## Seitenauszug
Behandelter Abschnitt Dan 6,11-19
Dan 6,11-19 - Die Löwengrube
Beglückt und voller Schadenfreude eilten die Feinde zum König und beschuldigten den Propheten der Übertretung des neuen Gesetzes. Sie verloren keine Zeit und beantragten vor allem die sofortige Aburteilung. Während Daniel noch auf seinen Knien lag und sich wie ein David, als man ihn steinigen wollte, im Herrn stärkte (1Sam 30,6), bliesen die Räte dem König die Ohren schont voll.

## Bereitgestellte Daten

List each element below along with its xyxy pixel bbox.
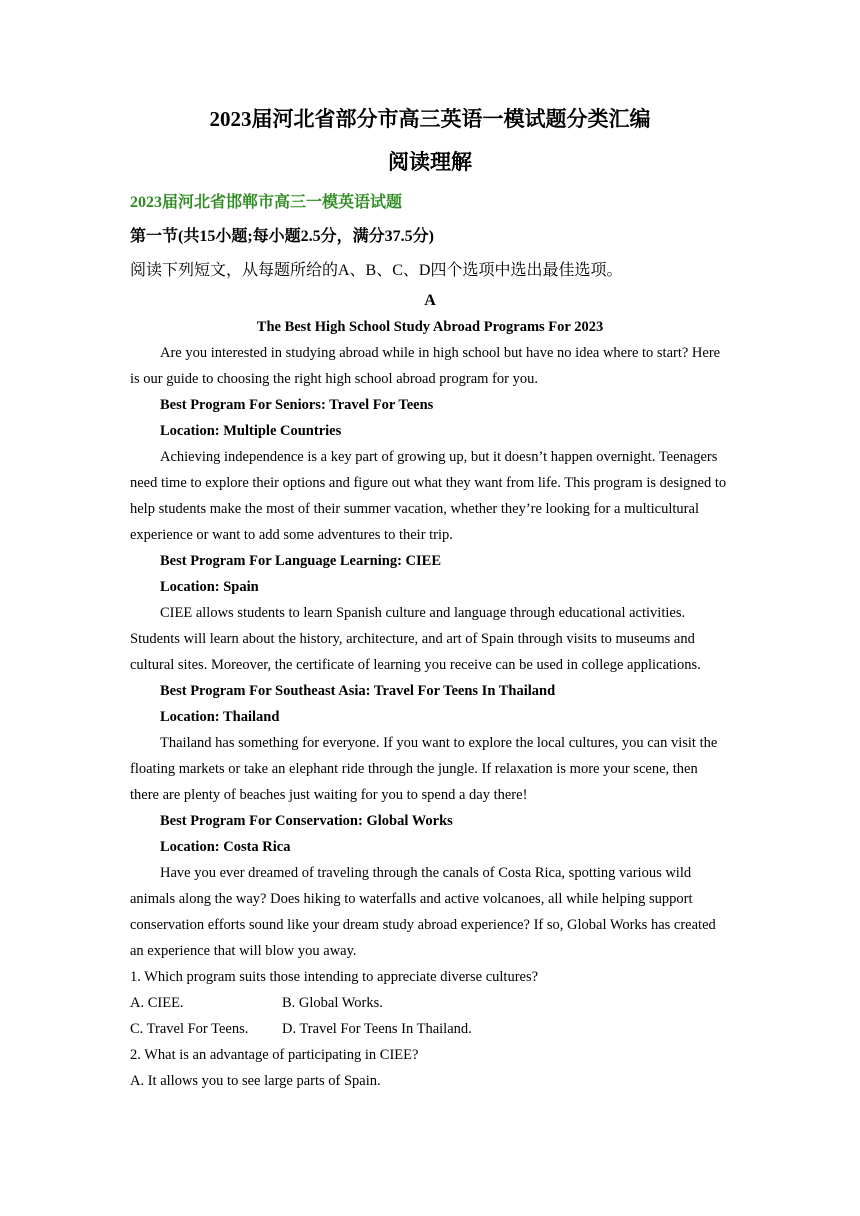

## Gestellte Aufgabe
Gib aus dem Seitenauszug die Passage ab „Behandelter Abschnitt Dan“ bis einschließlich „Ohren schont voll.“ wortgetreu wieder. Die Zeilen oben werden hierfür nicht benötigt.

## Die Ausgabe
Behandelter Abschnitt Dan 6,11-19
Dan 6,11-19 - Die Löwengrube
Beglückt und voller Schadenfreude eilten die Feinde zum König und beschuldigten den Propheten der Übertretung des neuen Gesetzes. Sie verloren keine Zeit und beantragten vor allem die sofortige Aburteilung. Während Daniel noch auf seinen Knien lag und sich wie ein David, als man ihn steinigen wollte, im Herrn stärkte (1Sam 30,6), bliesen die Räte dem König die Ohren schont voll.